WRITTEN EXERCISE:
How many lines of these entries hold the string "медицинской"? Reply with the number alone.
===== EXERCISE DATA
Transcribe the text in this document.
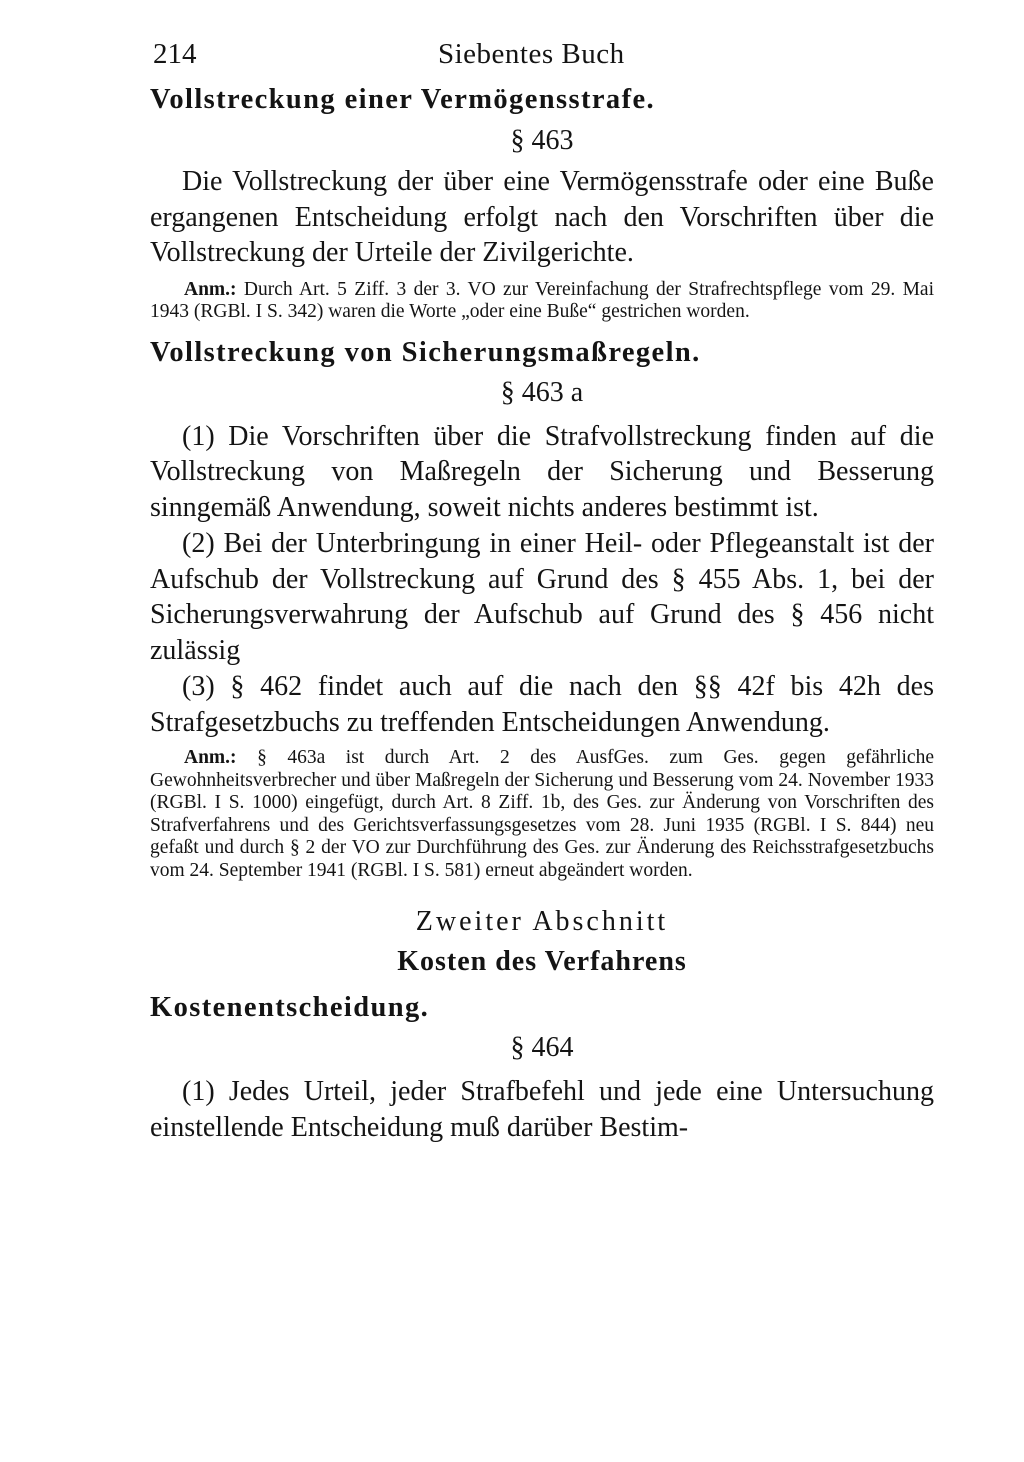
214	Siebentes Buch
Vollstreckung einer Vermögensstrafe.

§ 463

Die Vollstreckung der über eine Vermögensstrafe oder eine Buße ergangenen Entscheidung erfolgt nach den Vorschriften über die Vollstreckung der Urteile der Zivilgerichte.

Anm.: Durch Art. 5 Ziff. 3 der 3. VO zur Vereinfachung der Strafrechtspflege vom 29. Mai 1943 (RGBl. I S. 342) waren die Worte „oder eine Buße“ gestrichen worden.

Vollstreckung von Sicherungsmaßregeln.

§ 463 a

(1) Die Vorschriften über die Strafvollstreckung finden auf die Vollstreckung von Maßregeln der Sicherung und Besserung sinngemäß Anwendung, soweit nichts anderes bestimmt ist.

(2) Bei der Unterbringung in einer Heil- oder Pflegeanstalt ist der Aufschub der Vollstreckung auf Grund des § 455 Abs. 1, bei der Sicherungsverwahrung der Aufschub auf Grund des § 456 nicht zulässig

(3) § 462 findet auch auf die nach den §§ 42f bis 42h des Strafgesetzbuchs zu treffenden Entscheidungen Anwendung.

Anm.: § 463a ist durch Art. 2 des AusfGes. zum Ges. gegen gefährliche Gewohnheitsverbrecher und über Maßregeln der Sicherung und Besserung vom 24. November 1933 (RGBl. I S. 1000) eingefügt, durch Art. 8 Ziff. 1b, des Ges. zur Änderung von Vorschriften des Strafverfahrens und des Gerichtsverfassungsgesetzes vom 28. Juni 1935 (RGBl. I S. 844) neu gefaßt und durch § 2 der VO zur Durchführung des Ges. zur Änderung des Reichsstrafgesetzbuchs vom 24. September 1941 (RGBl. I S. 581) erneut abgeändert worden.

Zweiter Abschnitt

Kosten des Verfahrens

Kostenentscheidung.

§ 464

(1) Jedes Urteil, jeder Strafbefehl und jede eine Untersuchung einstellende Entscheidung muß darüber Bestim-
==========
===== EXERCISE DATA
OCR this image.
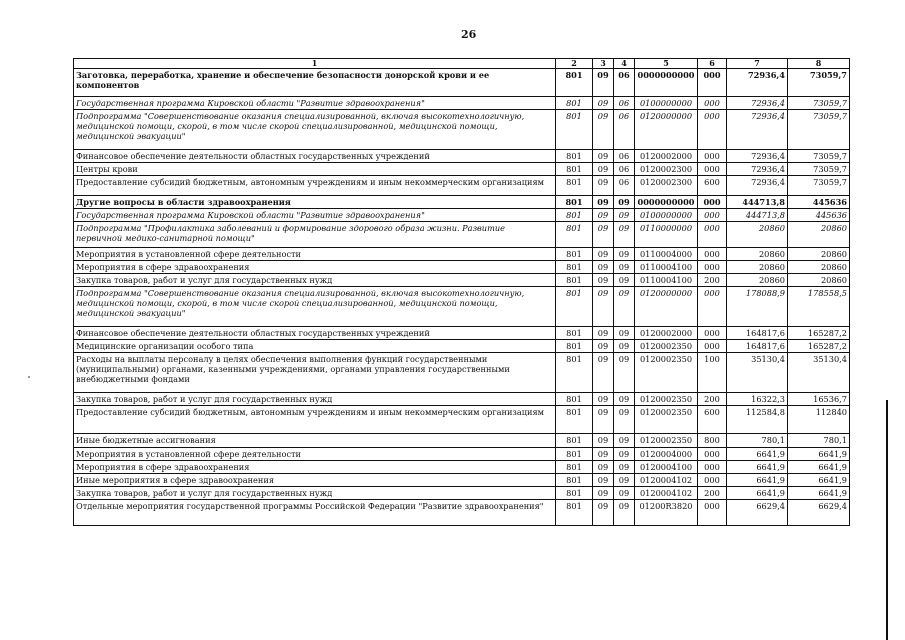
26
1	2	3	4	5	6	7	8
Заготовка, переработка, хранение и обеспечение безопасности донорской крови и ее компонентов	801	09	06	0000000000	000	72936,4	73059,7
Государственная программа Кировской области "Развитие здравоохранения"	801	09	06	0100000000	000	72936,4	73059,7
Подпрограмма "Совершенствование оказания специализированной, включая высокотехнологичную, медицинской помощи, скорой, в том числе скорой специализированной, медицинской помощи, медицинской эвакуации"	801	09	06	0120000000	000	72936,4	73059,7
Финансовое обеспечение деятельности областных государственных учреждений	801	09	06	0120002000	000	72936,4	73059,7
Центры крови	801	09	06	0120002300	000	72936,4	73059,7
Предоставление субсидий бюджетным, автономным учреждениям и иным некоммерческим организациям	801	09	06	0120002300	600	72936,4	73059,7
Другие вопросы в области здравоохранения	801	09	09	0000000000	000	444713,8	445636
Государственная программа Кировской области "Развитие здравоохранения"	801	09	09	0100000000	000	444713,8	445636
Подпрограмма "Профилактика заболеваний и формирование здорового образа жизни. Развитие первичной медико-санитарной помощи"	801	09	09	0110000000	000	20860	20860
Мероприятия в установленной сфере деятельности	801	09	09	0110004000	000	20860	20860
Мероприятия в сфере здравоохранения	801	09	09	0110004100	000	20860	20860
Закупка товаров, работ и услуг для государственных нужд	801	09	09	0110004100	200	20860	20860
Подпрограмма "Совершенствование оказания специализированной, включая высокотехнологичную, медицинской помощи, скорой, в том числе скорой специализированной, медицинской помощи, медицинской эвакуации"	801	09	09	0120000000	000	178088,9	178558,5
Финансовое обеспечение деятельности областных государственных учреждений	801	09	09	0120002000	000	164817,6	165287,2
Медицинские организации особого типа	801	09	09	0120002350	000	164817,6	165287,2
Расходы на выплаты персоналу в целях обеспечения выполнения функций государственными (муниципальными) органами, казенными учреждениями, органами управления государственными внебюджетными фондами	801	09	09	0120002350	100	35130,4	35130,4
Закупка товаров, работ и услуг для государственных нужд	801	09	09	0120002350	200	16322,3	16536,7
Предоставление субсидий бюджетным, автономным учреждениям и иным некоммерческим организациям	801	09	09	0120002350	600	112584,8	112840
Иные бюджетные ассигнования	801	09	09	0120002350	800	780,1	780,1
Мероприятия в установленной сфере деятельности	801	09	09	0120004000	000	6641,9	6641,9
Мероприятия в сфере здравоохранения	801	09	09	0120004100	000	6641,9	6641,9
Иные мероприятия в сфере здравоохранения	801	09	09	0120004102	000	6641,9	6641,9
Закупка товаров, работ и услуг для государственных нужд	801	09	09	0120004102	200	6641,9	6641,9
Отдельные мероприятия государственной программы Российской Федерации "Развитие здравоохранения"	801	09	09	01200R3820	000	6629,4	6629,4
==========
FINAL RESULT:
2